▶ _DOCUMENT EXTRACT_:
▼
Also as mentioned by another poster, you want him to be neutral with people but not all I LOVE YOU!!!! like.


----------



## KZoppa

sorry cant edit my last post. I hope it makes sense on wanting him neutral but not so interested in people he loves everyone. he should be good with people but not seek them out, especially since some people are nervous with dogs , large or small.


----------



## LisaValencia

RocketDog said:


> Others with far more experience will have more to offer, but I would say for now, encourage his confidence. Let him experience as much of life as he can, while keeping him safe. Once you're sure he is not reactive or afraid of people and other animals, teach him to be more neutral to others. He must not be people aggressive with your hostel situation, but he doesn't need to LOVE everyone. Once he fully matures, you will be surprised how naturally he will "protect" you. Any dog that is fully bonded, and is of good nerve and solid confidence, will do what you want it to do for the most part.
> 
> Cute pup and dog!


Thank you. Good advice. I'm pleased to say Santo has already been exposed to the noise of three nights of fireworks, when we got him, just before New Years. On New Years Sativa was so scared we had to let her inside, but Santo just ignored the noise, went over to Sativa's abandoned dish, ate her food and dozed off to sleep! He has been near traffic and other dogs, too. the only thing he is really afraid of is the ocean waves, but he'll grow out of that.
▲
(Data for recognizing document structure)
▼
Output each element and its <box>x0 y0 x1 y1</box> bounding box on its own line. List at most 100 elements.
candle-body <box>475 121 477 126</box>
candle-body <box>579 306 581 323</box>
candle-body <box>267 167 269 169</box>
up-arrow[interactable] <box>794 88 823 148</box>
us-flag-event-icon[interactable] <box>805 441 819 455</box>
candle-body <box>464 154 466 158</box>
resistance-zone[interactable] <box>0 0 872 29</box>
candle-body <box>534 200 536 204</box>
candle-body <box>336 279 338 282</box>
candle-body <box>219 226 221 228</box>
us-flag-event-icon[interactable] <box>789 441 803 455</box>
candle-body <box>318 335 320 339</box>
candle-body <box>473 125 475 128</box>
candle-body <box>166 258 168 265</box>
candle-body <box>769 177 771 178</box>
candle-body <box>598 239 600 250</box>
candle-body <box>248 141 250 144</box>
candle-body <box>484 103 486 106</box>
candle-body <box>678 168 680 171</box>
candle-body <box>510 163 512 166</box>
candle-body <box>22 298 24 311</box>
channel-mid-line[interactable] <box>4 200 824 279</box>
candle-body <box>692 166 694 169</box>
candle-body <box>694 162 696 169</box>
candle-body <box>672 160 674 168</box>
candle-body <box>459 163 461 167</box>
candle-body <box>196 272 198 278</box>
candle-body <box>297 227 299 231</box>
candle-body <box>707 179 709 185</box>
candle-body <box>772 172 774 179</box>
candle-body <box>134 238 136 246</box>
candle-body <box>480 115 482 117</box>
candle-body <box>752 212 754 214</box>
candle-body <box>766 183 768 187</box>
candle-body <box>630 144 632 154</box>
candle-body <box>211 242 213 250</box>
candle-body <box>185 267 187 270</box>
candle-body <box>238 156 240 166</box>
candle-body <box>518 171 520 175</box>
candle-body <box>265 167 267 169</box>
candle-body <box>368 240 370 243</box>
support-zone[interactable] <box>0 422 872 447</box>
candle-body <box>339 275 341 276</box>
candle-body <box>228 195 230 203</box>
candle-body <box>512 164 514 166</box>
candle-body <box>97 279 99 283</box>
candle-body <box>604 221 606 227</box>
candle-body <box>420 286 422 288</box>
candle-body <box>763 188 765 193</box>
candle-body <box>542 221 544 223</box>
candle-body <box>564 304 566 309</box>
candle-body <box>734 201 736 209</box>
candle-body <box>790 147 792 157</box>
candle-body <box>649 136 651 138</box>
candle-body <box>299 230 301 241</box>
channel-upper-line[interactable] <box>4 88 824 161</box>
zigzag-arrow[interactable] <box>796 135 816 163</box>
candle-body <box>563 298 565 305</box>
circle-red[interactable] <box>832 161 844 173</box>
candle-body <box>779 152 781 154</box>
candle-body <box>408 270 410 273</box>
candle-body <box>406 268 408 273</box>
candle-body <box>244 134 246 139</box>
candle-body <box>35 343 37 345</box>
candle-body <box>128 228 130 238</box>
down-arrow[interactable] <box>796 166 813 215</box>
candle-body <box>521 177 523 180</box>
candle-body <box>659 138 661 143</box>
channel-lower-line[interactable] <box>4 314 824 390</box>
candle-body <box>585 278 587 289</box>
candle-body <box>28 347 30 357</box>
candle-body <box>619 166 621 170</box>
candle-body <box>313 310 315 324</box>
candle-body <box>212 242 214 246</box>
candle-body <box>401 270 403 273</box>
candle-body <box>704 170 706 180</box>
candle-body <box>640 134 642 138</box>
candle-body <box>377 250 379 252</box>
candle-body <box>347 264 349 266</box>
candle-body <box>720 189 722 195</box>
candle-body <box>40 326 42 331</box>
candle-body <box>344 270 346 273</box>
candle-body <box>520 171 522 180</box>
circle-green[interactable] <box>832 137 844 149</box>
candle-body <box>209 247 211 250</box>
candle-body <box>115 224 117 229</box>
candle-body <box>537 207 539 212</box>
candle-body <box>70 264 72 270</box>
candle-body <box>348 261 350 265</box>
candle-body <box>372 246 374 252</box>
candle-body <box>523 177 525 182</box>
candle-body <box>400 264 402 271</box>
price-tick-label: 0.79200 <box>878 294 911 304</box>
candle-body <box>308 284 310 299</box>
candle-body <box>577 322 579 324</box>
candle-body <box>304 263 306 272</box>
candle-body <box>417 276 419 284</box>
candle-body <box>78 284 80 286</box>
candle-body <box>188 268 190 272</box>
▲
▶ _EXERCISE OBJECTIVE_:
Continue the forum thread about raising the puppy Santo, picking up right after its final sentence.

▶ _EXERCISE RESPONSE_:
I am not sure what you mean about teaching him to be neutral to others. People just faun over him now, as a cute puppy and he responds in kind. I would hate to put a damper on that.

Regardless, I feel better knowing that as you said, he will naturally protect me as he learns and bonds. I'll keep what you said in mind, about confidence. It had not occurred to me that dogs needed to be taught that, just like children do.


----------



## LisaValencia

KZoppa said:


> sorry cant edit my last post. I hope it makes sense on wanting him neutral but not so interested in people he loves everyone. he should be good with people but not seek them out, especially since some people are nervous with dogs , large or small.


Ok, I get that. I think if he gets enough attention from me and those close to me, he will not be hungry for attention from strangers...


----------



## RocketDog

Oh yes.  When he is unsure, he will look to you for direction and will feed off your emotions. Now as a pup, letting people pet and stroke him gently is fine--as he hits 7 months or so, or as your instincts tell you, don't seek that anymore. He probably will stop seeking as well. People will probably always want to pet him and he must tolerate it due to your business but hopefully most will ask permission first.

ETA the "oh yes" was in response to teaching and building confidence. I really need to start quoting.


----------



## KZoppa

LisaValencia said:


> Ok, I get that. I think if he gets enough attention from me and those close to me, he will not be hungry for attention from strangers...


 
This is generally true. Allow him to socialize with some people just so he learns to tolerate and accept stranger petting him but you also want him to observe them from a distance so he can learn how "right" people behave and how "wrong" people behave. I would especially allow him to socialize with children of all ages. For safety reasons as well as kids have a different way of moving and behaving from adults so learning both would be beneficial in my honest opinion.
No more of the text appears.